= Exercise details =
Find the string "icon" and gather every line that holds it.

─── Task input ───

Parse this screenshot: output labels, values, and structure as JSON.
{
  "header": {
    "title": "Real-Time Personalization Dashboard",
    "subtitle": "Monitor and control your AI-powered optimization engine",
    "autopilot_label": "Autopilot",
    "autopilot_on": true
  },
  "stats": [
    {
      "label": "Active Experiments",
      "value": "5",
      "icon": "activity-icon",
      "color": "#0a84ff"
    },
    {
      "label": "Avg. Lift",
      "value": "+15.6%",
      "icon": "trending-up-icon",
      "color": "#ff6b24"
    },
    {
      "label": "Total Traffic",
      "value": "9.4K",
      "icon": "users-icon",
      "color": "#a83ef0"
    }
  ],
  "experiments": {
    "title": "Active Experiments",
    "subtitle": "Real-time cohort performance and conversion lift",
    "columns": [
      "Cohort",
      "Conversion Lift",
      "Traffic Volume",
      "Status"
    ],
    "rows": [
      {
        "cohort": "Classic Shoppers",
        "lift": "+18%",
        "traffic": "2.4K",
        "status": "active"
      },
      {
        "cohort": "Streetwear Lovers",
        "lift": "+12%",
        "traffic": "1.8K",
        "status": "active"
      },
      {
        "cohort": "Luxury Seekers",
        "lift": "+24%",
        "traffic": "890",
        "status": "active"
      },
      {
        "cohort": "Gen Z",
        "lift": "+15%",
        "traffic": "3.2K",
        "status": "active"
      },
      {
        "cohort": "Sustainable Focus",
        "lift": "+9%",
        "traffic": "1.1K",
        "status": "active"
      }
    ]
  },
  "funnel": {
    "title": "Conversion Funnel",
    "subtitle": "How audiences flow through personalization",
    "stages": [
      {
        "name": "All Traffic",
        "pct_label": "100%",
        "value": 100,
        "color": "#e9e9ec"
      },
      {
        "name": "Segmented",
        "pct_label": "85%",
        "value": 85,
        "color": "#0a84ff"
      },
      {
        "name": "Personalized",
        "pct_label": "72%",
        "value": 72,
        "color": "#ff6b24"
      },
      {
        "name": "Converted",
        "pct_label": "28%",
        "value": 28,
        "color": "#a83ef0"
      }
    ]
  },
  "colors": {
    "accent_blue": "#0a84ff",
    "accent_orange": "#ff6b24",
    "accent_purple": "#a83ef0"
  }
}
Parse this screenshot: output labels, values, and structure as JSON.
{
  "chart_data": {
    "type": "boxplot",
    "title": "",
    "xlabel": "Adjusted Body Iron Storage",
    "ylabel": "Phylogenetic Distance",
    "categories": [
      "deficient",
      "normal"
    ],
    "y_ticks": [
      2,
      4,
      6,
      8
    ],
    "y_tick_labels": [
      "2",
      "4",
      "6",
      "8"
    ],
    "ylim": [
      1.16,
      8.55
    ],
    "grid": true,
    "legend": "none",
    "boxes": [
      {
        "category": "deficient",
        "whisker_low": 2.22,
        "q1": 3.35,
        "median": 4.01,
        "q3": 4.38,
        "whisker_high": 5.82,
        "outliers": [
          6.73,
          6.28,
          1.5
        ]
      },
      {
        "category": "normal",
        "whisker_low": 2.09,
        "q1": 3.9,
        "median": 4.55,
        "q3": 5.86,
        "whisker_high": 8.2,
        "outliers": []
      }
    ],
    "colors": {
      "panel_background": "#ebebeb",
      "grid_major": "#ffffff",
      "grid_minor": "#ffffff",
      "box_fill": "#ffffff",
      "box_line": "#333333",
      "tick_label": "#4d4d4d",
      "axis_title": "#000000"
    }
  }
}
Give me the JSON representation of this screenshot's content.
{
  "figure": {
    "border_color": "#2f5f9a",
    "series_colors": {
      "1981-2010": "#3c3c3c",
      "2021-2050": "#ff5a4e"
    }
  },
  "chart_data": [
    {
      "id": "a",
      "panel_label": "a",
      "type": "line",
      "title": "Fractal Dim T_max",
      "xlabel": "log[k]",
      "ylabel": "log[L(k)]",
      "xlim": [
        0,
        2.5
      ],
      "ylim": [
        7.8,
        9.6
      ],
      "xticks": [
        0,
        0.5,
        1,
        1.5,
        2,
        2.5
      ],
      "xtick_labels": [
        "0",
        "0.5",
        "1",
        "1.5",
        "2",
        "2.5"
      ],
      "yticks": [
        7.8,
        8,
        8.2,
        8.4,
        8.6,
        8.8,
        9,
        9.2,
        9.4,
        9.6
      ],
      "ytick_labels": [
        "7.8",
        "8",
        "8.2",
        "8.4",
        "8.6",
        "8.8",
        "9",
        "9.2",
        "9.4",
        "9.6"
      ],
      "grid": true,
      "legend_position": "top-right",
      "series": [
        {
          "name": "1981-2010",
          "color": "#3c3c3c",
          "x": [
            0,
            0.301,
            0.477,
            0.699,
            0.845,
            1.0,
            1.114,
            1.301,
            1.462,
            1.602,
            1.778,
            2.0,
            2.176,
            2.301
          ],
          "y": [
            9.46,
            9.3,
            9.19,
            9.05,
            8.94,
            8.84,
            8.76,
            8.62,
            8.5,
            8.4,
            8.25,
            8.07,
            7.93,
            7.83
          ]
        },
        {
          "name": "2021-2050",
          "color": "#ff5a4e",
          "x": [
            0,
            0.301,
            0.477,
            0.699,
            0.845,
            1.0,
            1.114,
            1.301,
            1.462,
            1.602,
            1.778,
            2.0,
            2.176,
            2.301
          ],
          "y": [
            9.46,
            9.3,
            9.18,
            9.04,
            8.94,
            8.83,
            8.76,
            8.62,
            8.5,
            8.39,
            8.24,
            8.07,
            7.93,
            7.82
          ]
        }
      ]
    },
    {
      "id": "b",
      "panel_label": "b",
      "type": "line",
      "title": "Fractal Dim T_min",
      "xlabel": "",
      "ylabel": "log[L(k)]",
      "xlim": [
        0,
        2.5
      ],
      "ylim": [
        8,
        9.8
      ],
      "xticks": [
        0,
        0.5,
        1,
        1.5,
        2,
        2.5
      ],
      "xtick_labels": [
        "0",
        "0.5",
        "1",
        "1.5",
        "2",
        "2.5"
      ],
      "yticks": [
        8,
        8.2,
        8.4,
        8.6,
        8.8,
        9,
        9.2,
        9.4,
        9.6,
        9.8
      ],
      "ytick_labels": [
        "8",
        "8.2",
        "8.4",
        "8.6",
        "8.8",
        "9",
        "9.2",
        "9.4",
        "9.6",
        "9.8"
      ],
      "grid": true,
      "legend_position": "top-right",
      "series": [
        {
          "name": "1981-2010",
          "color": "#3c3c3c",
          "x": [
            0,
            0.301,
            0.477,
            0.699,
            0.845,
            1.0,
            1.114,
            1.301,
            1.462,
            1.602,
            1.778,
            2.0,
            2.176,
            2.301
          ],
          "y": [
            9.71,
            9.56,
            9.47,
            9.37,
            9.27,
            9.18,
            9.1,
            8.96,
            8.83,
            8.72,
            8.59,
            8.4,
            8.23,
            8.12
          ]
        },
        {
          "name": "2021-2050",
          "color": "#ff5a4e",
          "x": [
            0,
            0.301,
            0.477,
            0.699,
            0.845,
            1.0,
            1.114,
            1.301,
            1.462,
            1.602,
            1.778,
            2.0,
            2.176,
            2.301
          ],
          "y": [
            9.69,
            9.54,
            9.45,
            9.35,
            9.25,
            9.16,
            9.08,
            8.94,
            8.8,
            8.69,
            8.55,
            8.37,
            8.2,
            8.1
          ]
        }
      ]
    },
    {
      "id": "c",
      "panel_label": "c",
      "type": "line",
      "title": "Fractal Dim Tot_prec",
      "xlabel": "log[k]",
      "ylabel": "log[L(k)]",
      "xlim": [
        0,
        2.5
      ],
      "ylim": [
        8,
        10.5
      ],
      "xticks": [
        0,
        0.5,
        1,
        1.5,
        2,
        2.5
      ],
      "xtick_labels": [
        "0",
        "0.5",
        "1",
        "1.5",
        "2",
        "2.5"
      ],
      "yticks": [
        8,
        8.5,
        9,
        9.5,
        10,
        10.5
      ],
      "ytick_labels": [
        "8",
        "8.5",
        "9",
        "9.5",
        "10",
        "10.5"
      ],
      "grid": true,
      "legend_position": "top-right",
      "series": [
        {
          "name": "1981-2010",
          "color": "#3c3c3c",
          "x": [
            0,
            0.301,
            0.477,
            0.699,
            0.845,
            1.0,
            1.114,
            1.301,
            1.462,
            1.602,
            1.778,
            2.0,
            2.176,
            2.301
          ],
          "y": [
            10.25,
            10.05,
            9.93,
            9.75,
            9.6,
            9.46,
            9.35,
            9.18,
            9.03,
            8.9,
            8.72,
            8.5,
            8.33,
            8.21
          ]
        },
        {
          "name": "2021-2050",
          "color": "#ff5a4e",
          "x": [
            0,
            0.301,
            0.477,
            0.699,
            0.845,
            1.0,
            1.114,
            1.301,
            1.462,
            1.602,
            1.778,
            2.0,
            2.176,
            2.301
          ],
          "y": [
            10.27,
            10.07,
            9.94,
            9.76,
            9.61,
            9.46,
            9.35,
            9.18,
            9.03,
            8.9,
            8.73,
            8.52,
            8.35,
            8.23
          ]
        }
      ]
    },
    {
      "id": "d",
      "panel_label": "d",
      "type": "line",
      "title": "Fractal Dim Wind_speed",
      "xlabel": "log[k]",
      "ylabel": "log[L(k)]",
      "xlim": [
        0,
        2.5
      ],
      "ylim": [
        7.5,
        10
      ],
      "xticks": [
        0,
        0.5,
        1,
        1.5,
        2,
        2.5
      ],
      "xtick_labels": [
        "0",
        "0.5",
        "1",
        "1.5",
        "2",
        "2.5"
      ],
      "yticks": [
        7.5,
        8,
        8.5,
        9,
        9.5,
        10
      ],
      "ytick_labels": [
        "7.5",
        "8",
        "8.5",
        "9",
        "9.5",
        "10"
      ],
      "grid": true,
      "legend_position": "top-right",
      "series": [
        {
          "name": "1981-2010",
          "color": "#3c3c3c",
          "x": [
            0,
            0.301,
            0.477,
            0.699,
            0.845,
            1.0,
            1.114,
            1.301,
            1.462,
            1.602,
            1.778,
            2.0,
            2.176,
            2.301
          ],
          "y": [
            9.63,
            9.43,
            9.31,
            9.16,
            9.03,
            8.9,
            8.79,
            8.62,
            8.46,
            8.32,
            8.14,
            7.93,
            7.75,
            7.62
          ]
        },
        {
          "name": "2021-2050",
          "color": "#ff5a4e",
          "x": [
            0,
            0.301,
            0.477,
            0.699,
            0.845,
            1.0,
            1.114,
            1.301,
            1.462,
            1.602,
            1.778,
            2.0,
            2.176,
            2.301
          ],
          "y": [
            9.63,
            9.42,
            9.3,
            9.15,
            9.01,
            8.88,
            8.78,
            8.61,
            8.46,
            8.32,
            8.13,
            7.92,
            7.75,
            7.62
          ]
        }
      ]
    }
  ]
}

───

= Correct output =
      "icon": "activity-icon",
      "icon": "trending-up-icon",
      "icon": "users-icon",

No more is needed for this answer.